SUPPLIED PASSAGE below:

Flow F: Scheduled Work And Notifications

User creates scheduled job
  -> cron service stores job
  -> scheduled run triggers task/notification
  -> user reviews output
  -> output can become normal task continuation

Product requirements:

  • Scheduled outputs need the same acceptance path as manual tasks.
  • Failed scheduled runs need alerts and retry/recovery.

Flow G: External Connectors

Connector setup
  -> channel/connector config
  -> sidecar or external provider
  -> inbound event or outbound action
  -> Beaver task/runtime
  -> response or notification

Product requirements:

  • External writes need clear user/admin control.
  • Connector onboarding must show state, errors, and reconnect steps.
  • Multi-instance callback routing must be explicit.

6. Governance Boundaries

Instance Boundary

Each app instance owns:

  • config.json
  • web_auth_users.json
  • workspace/
  • skills and runtime state
  • provider configuration

Risk:

  • Cross-instance leakage would be a critical incident.

Control Plane Boundary

Public exposure should be limited to:

  • Auth portal.
  • Router proxy for app instances.

Do not expose:

  • deploy-control.
  • authz-service.

Tool Boundary

Tools are the action surface. Policy should distinguish:

  • Read-only tools.
  • Workspace-scoped write tools.
  • External write tools.
  • Destructive tools.
  • Credential/permission/payment tools.

Skill Boundary

Skills guide Agent behavior and tool use. Publishing a bad skill can create repeated bad behavior. Skill publishing therefore needs:

  • Candidate quality signal.
  • Safety report.
  • Eval/replay evidence where possible.
  • Human review.

End of SUPPLIED PASSAGE.

■ **APPLY WHAT YOU READ**
1. According to the product governance notes, which two things should public exposure be limited to?
2. List every category of tool that the product governance notes say policy should distinguish.
The entries after this point have no connection to the product governance notes.

SOURCE MATERIAL below:

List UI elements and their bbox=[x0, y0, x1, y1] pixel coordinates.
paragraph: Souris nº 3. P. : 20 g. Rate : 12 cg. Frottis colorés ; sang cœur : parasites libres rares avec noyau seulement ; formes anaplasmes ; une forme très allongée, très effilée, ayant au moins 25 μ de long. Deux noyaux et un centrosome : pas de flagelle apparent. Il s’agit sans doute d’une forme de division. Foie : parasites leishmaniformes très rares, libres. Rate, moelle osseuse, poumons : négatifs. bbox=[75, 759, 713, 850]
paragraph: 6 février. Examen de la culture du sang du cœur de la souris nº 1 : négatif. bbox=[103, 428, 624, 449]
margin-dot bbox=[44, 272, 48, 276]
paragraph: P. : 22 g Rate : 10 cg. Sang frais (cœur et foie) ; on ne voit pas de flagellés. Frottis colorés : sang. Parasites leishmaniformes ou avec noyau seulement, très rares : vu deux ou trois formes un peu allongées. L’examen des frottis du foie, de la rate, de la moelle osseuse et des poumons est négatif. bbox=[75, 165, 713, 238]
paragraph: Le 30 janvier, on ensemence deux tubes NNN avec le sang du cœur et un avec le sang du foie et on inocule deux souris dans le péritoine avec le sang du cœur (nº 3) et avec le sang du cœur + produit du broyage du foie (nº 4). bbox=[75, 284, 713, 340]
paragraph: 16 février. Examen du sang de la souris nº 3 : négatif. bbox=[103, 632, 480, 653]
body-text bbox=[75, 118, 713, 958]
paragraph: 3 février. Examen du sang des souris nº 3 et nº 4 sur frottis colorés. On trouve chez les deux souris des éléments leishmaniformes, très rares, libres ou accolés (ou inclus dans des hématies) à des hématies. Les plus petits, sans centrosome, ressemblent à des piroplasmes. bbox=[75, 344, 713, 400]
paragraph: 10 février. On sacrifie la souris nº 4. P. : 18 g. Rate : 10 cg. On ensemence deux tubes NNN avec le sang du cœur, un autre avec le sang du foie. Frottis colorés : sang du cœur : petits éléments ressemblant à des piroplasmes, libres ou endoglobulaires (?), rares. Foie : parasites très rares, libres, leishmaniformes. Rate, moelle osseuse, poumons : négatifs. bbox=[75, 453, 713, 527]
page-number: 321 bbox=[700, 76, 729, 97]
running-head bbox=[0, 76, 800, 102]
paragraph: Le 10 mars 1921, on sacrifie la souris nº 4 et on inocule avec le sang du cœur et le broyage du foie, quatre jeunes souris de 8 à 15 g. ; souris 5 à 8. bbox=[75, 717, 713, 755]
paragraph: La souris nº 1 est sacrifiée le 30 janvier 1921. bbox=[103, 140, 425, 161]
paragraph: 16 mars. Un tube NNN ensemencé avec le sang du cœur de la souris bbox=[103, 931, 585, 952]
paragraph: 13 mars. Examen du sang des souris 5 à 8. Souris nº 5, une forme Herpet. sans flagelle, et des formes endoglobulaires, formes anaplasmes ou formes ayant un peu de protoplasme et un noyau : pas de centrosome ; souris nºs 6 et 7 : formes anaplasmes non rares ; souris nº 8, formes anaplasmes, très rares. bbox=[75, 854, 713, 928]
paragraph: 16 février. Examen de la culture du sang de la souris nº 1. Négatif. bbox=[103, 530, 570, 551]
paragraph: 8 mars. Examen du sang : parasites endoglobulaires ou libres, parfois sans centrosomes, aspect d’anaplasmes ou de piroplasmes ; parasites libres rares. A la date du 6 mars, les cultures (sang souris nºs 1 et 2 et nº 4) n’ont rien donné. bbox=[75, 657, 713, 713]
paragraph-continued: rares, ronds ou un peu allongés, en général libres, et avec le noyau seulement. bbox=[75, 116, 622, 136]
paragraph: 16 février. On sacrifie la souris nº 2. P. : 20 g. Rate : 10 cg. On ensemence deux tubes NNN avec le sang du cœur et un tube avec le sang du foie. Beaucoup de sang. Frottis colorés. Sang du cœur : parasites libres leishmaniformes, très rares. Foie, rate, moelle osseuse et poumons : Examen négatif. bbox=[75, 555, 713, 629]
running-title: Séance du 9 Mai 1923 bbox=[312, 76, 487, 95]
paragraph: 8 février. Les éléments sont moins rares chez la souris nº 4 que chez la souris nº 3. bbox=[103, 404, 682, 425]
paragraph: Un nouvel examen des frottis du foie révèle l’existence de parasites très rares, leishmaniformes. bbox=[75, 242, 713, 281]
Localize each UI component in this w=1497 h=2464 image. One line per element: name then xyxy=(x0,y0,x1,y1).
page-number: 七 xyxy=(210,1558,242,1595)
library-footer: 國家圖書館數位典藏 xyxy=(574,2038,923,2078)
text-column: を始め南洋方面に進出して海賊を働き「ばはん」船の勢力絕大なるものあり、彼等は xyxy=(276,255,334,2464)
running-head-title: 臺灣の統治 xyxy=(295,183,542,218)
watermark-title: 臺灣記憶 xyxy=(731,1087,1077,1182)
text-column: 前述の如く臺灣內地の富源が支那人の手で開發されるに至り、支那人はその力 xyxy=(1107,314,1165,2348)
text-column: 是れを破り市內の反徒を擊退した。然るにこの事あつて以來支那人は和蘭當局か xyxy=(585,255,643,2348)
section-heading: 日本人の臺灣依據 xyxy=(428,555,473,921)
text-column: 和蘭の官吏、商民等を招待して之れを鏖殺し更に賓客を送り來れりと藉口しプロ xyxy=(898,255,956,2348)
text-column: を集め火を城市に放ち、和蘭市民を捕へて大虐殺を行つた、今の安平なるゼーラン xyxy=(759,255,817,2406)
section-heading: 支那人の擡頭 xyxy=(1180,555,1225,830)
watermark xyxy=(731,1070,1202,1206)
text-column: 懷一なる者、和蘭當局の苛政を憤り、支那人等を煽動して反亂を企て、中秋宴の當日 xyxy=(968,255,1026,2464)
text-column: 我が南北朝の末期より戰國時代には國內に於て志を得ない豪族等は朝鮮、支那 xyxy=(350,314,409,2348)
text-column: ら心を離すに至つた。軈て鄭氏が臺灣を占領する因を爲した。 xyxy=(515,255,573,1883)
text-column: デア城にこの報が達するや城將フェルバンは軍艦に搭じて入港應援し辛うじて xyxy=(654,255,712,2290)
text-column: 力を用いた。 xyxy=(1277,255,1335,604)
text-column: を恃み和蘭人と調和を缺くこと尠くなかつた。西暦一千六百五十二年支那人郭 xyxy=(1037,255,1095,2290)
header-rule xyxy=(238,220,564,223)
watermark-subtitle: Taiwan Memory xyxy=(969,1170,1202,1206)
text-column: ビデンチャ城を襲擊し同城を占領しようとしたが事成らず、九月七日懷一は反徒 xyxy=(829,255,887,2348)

End of SOURCE MATERIAL.

■ **EXERCISE SOLUTIONS**
1. The auth portal and the router proxy for app instances.

2.
- Read-only tools
- Workspace-scoped write tools
- External write tools
- Destructive tools
- Credential/permission/payment tools